### Stated exercise:
Each line that holds the word "سيرش" should be returned.
***** The input *****
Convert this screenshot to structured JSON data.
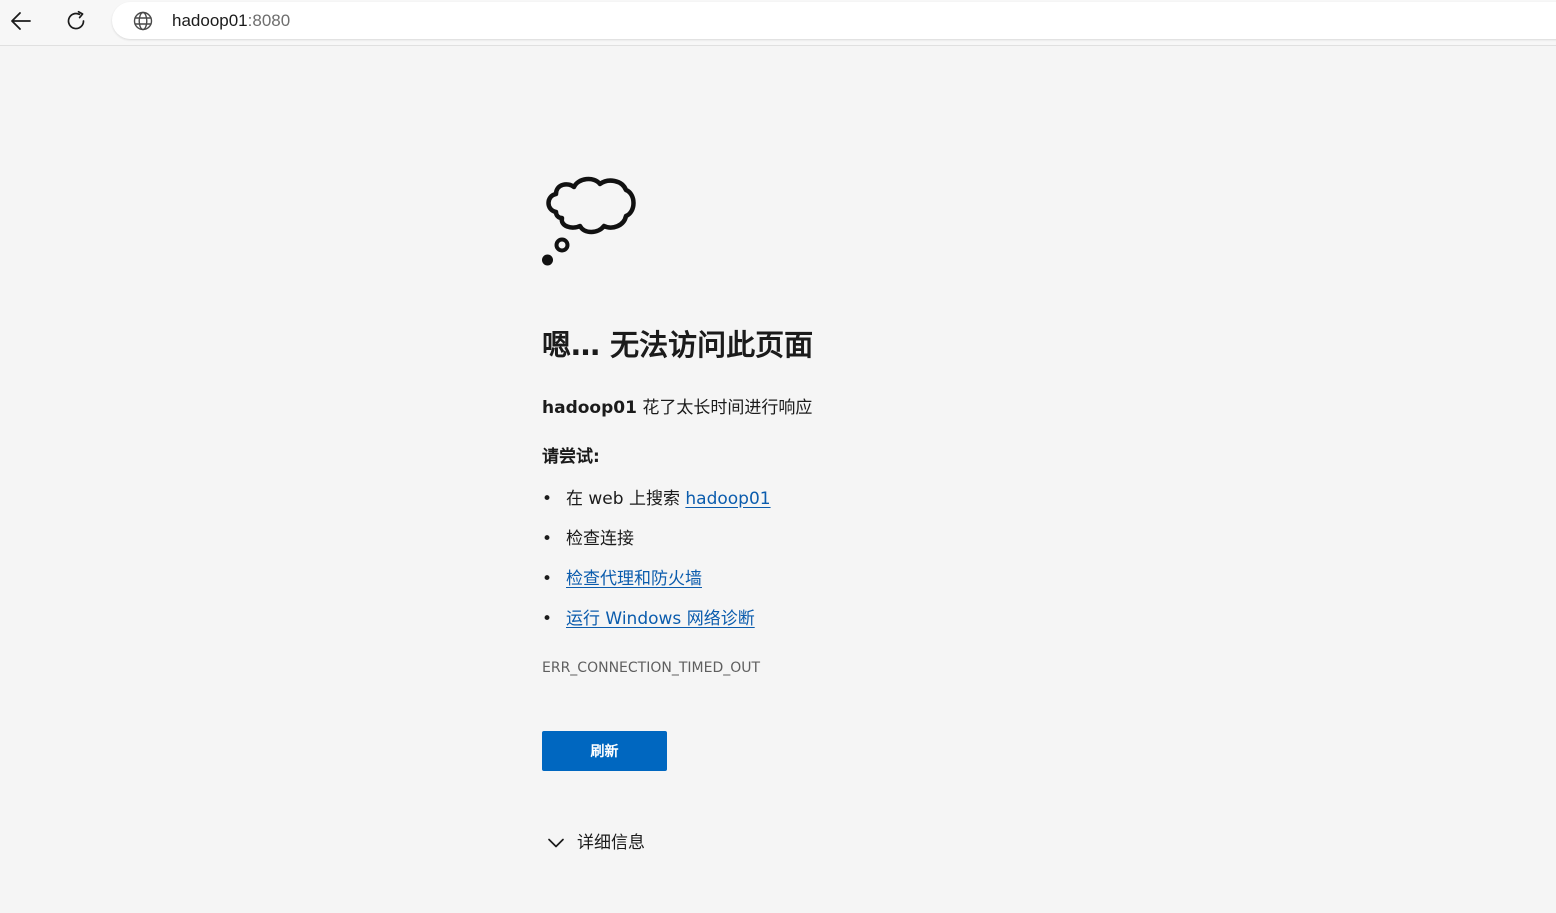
{
  "browser": {
    "back_icon": "arrow-left-icon",
    "reload_icon": "refresh-icon",
    "site_icon": "globe-icon",
    "url_host": "hadoop01",
    "url_port": ":8080"
  },
  "error_page": {
    "illustration_icon": "thought-cloud-icon",
    "title": "嗯… 无法访问此页面",
    "subtitle_host": "hadoop01",
    "subtitle_text": " 花了太长时间进行响应",
    "try_heading": "请尝试:",
    "suggestions": [
      {
        "bullet": "•",
        "prefix": "在 web 上搜索 ",
        "link": "hadoop01"
      },
      {
        "bullet": "•",
        "text": "检查连接"
      },
      {
        "bullet": "•",
        "link": "检查代理和防火墙"
      },
      {
        "bullet": "•",
        "link": "运行 Windows 网络诊断"
      }
    ],
    "error_code": "ERR_CONNECTION_TIMED_OUT",
    "refresh_label": "刷新",
    "details_label": "详细信息",
    "details_icon": "chevron-down-icon",
    "link_color": "#0b5cad",
    "button_color": "#0067c0"
  }
}
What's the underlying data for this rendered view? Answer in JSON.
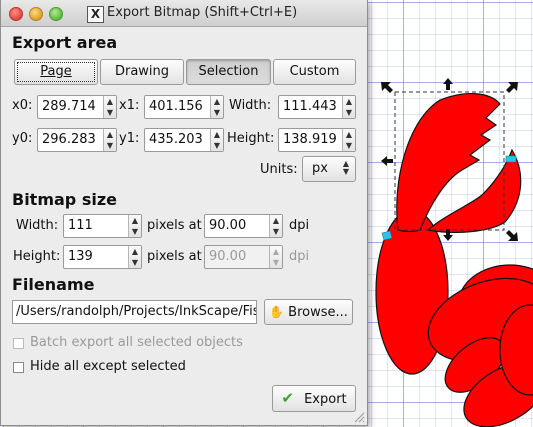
{
  "window": {
    "title": "Export Bitmap (Shift+Ctrl+E)",
    "app_icon": "X"
  },
  "export_area": {
    "heading": "Export area",
    "buttons": [
      "Page",
      "Drawing",
      "Selection",
      "Custom"
    ],
    "selected": "Selection",
    "x0_label": "x0:",
    "x0": "289.714",
    "x1_label": "x1:",
    "x1": "401.156",
    "width_label": "Width:",
    "width": "111.443",
    "y0_label": "y0:",
    "y0": "296.283",
    "y1_label": "y1:",
    "y1": "435.203",
    "height_label": "Height:",
    "height": "138.919",
    "units_label": "Units:",
    "units": "px"
  },
  "bitmap_size": {
    "heading": "Bitmap size",
    "width_label": "Width:",
    "width": "111",
    "pixels_at_1": "pixels at",
    "dpi_1": "90.00",
    "dpi_unit_1": "dpi",
    "height_label": "Height:",
    "height": "139",
    "pixels_at_2": "pixels at",
    "dpi_2": "90.00",
    "dpi_unit_2": "dpi"
  },
  "filename": {
    "heading": "Filename",
    "path": "/Users/randolph/Projects/InkScape/Fis",
    "browse_label": "Browse..."
  },
  "options": {
    "batch_label": "Batch export all selected objects",
    "hide_label": "Hide all except selected"
  },
  "export_button": "Export",
  "colors": {
    "shape_fill": "#ff0000",
    "grid_line": "#8c96e6",
    "handle_color": "#111111",
    "rotate_handle": "#27c6e8"
  },
  "icons": {
    "export": "checkmark-icon",
    "browse": "folder-hand-icon"
  }
}
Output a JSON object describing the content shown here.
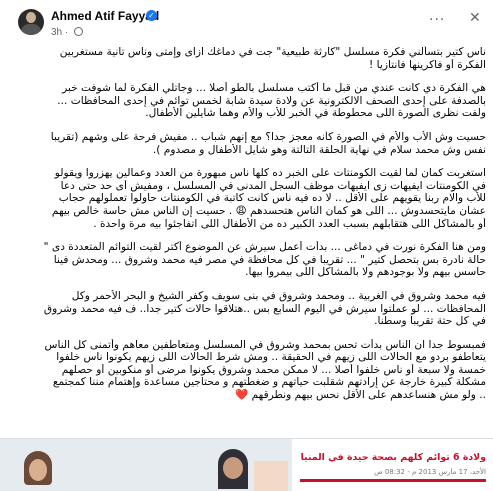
{
  "header": {
    "author": "Ahmed Atif Fayyad",
    "time": "3h",
    "verified_badge": "✓",
    "more_glyph": "···",
    "close_glyph": "✕"
  },
  "post": {
    "paragraphs": [
      [
        "ناس كتير بتسألني فكرة مسلسل \"كارثة طبيعية\" جت في دماغك ازاى وإمتى وناس تانية مستغربين",
        "الفكرة أو فاكرينها فانتازيا !"
      ],
      [
        "هي الفكرة دي كانت عندي من قبل ما أكتب مسلسل بالطو أصلا ... وجاتلي الفكرة لما شوفت خبر",
        "بالصدفة على إحدى الصحف الالكترونية  عن ولادة سيدة شابة لخمس توائم في إحدى المحافظات ...",
        "ولفت نظرى الصورة اللى محطوطة في الخبر للأب والأم وهما شايلين الأطفال."
      ],
      [
        "حسيت وش الأب والأم في الصورة كأنه معجز جدا؟ مع إنهم شباب .. مفيش فرحة على وشهم  (تقريبا",
        "نفس وش محمد سلام في نهاية الحلقة التالتة وهو شايل الأطفال و مصدوم )."
      ],
      [
        "استغربت كمان لما لقيت الكومنتات على الخبر ده كلها ناس مبهورة من العدد وعمالين يهزروا ويقولو",
        "في الكومنتات ايفيهات زى ايفيهات موظف السجل المدنى في المسلسل ، ومفيش أى حد حتى دعا",
        "للأب والام ربنا يقويهم على الأقل .. لا ده فيه ناس كانت كاتبة في الكومنتات حاولوا تعملولهم حجاب",
        "عشان مايتحسدوش ... اللى هو كمان الناس هتحسدهم 😩 . حسيت إن الناس مش حاسة خالص بيهم",
        "أو بالمشاكل اللى هتقابلهم بسبب العدد الكبير ده من الأطفال اللى اتفاجئوا بيه مرة واحدة ."
      ],
      [
        "ومن هنا الفكرة نورت في دماغى ... بدأت أعمل سيرش عن الموضوع أكتر لقيت التوائم المتعددة دى \"",
        "حالة نادرة بس بتحصل كتير \" ... تقريبا في كل محافظة في مصر فيه محمد وشروق ... ومحدش فينا",
        "حاسس بيهم ولا بوجودهم ولا بالمشاكل اللى بيمروا بيها."
      ],
      [
        "فيه محمد وشروق في الغربية .. ومحمد وشروق في بنى سويف وكفر الشيخ و البحر الأحمر وكل",
        "المحافظات ... لو عملتوا سيرش في اليوم السابع بس  ..هتلاقوا حالات كتير جدا.. ف فيه محمد وشروق",
        "في كل حتة تقريباً وسطنا."
      ],
      [
        "فمبسوط جداً ان الناس بدأت تحس بمحمد وشروق في المسلسل ومتعاطفين معاهم وأتمنى كل الناس",
        "يتعاطفو بردو مع الحالات اللى زيهم في الحقيقة .. ومش شرط الحالات اللى زيهم يكونوا ناس خلفوا",
        "خمسة ولا سبعة أو ناس خلفوا أصلا ... لا ممكن محمد وشروق يكونوا مرضى أو منكوبين أو حصلهم",
        "مشكلة كبيرة خارجة عن إرادتهم شقلبت حياتهم و ضغطتهم و محتاجين مساعدة وإهتمام مننا كمجتمع",
        ".. ولو مش هنساعدهم على الأقل نحس بيهم ونطرقهم ❤️"
      ]
    ]
  },
  "preview": {
    "headline": "ولادة 6 توائم كلهم بصحة جيدة في المنيا",
    "date": "الأحد، 17 مارس 2013 م - 08:32 ص"
  },
  "colors": {
    "verified": "#1877f2",
    "headline": "#c8102e",
    "text": "#050505",
    "muted": "#65676b"
  }
}
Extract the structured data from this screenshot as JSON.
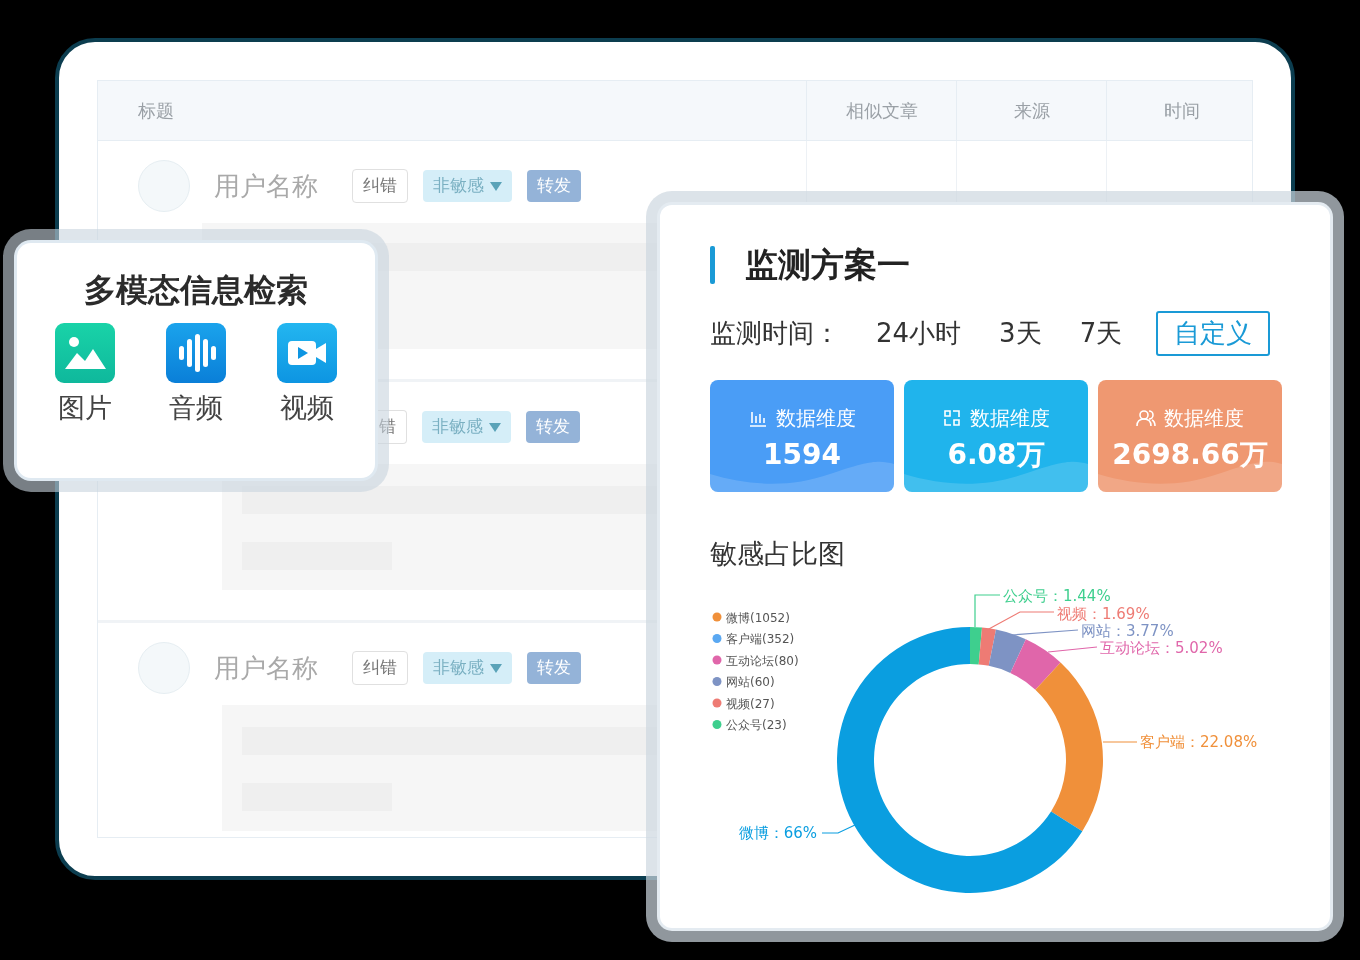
{
  "table": {
    "columns": [
      "标题",
      "相似文章",
      "来源",
      "时间"
    ],
    "rows": [
      {
        "name": "用户名称",
        "tags": [
          {
            "kind": "correct",
            "label": "纠错"
          },
          {
            "kind": "sensitivity",
            "label": "非敏感"
          },
          {
            "kind": "forward",
            "label": "转发"
          }
        ]
      },
      {
        "tags": [
          {
            "kind": "correct",
            "label": "错"
          },
          {
            "kind": "sensitivity",
            "label": "非敏感"
          },
          {
            "kind": "forward",
            "label": "转发"
          }
        ]
      },
      {
        "name": "用户名称",
        "tags": [
          {
            "kind": "correct",
            "label": "纠错"
          },
          {
            "kind": "sensitivity",
            "label": "非敏感"
          },
          {
            "kind": "forward",
            "label": "转发"
          }
        ]
      }
    ]
  },
  "search_card": {
    "title": "多模态信息检索",
    "items": [
      {
        "kind": "image",
        "label": "图片"
      },
      {
        "kind": "audio",
        "label": "音频"
      },
      {
        "kind": "video",
        "label": "视频"
      }
    ]
  },
  "monitor_card": {
    "title": "监测方案一",
    "time_label": "监测时间：",
    "time_options": [
      {
        "label": "24小时",
        "selected": false
      },
      {
        "label": "3天",
        "selected": false
      },
      {
        "label": "7天",
        "selected": false
      },
      {
        "label": "自定义",
        "selected": true
      }
    ],
    "stats": [
      {
        "kind": "bars",
        "label": "数据维度",
        "value": "1594",
        "color": "#4a9df6"
      },
      {
        "kind": "exchange",
        "label": "数据维度",
        "value": "6.08万",
        "color": "#20b4ec"
      },
      {
        "kind": "users",
        "label": "数据维度",
        "value": "2698.66万",
        "color": "#ef9871"
      }
    ],
    "chart_title": "敏感占比图",
    "legend": [
      {
        "label": "微博(1052)",
        "color": "#f0903a"
      },
      {
        "label": "客户端(352)",
        "color": "#5aa8f2"
      },
      {
        "label": "互动论坛(80)",
        "color": "#e066aa"
      },
      {
        "label": "网站(60)",
        "color": "#7e93c4"
      },
      {
        "label": "视频(27)",
        "color": "#ee7b74"
      },
      {
        "label": "公众号(23)",
        "color": "#3ecf8e"
      }
    ],
    "slice_labels": [
      {
        "label": "公众号：1.44%",
        "color": "#3ecf8e"
      },
      {
        "label": "视频：1.69%",
        "color": "#ee7b74"
      },
      {
        "label": "网站：3.77%",
        "color": "#7e93c4"
      },
      {
        "label": "互动论坛：5.02%",
        "color": "#e066aa"
      },
      {
        "label": "客户端：22.08%",
        "color": "#f0903a"
      },
      {
        "label": "微博：66%",
        "color": "#0a9ee0"
      }
    ],
    "chart_data": {
      "type": "donut",
      "values": [
        1.44,
        1.69,
        3.77,
        5.02,
        22.08,
        66
      ],
      "colors": [
        "#3ecf8e",
        "#ee7b74",
        "#7e93c4",
        "#e066aa",
        "#f0903a",
        "#0a9ee0"
      ]
    }
  }
}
*****
### Response to this task:
        "ومن هنا الفكرة نورت في دماغى ... بدأت أعمل سيرش عن الموضوع أكتر لقيت التوائم المتعددة دى \"",
        "المحافظات ... لو عملتوا سيرش في اليوم السابع بس  ..هتلاقوا حالات كتير جدا.. ف فيه محمد وشروق",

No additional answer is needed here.